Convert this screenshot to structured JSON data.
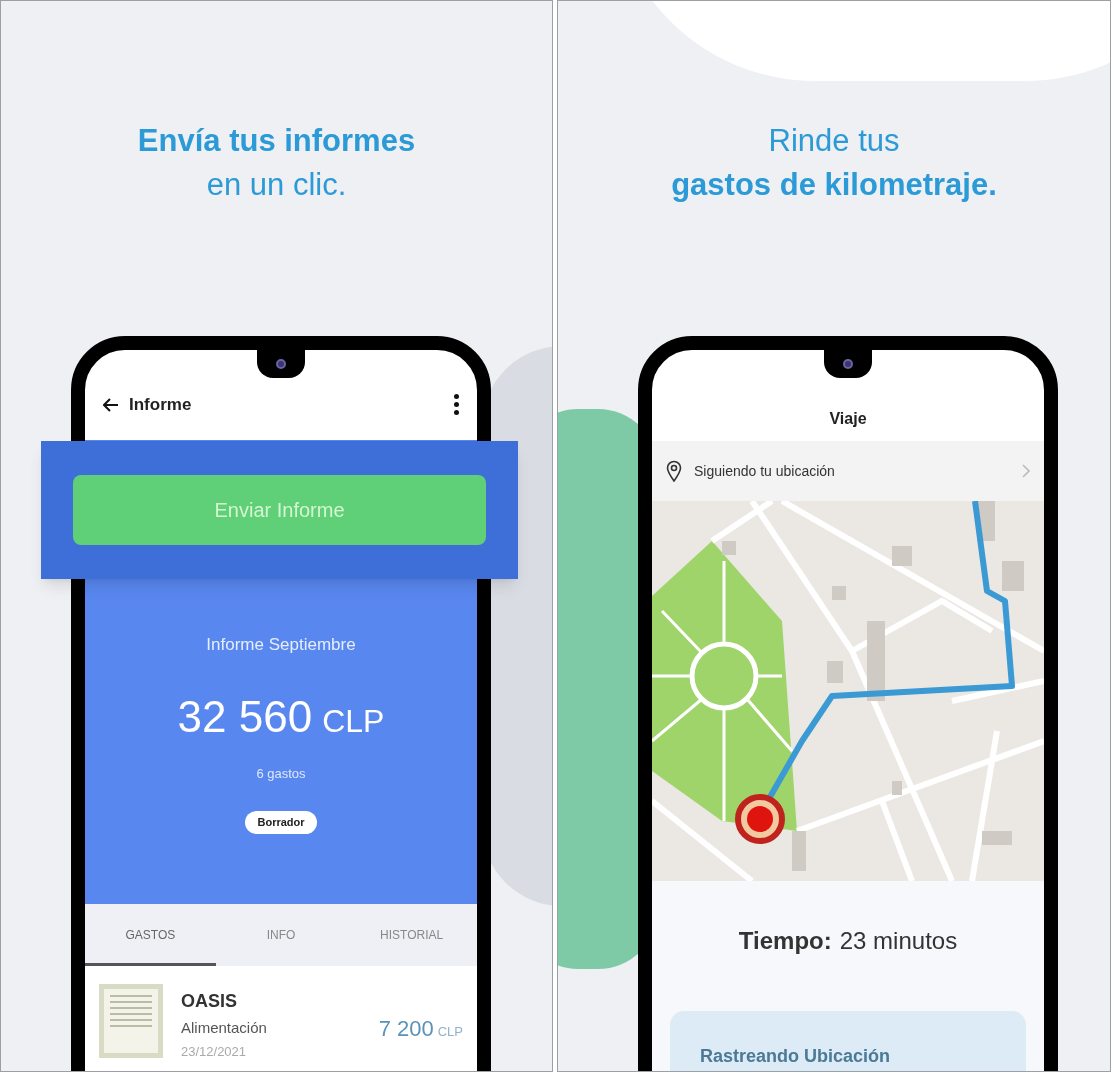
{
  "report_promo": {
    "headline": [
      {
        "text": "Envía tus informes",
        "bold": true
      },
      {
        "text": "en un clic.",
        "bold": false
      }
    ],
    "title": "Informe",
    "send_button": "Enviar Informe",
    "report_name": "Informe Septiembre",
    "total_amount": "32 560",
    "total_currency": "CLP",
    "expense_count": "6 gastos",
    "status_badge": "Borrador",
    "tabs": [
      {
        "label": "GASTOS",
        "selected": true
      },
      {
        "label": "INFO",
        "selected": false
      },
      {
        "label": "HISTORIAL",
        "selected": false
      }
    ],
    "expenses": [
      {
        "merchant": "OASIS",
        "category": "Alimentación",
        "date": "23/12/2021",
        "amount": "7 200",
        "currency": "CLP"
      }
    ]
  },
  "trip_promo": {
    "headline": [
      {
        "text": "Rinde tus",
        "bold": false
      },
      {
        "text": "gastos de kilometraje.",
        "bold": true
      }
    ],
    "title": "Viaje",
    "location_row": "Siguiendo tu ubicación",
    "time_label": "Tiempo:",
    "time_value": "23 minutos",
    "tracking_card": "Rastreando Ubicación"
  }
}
= = =
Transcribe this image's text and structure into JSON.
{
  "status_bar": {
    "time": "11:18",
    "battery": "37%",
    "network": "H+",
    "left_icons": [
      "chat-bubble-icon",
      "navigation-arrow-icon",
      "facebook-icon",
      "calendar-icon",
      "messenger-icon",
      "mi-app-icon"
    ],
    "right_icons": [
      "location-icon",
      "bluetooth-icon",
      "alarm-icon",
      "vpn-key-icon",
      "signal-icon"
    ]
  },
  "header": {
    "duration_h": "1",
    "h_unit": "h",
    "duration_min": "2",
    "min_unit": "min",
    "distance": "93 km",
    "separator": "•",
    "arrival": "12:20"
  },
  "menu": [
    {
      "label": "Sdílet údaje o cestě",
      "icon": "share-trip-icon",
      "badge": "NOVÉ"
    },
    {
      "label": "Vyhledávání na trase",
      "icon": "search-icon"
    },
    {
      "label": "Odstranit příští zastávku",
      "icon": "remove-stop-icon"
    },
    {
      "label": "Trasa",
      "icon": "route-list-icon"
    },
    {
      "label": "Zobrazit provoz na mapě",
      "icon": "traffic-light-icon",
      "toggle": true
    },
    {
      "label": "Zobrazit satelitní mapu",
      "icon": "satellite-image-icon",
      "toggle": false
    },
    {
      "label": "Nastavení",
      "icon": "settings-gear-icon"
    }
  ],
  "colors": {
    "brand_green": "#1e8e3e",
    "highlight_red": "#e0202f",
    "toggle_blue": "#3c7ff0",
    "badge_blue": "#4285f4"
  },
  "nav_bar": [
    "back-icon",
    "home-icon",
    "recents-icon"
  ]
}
= = =
**Exercise goal**:
State how many lines in the records above contain the word "JSON", and give only that number.

**The solution**:
2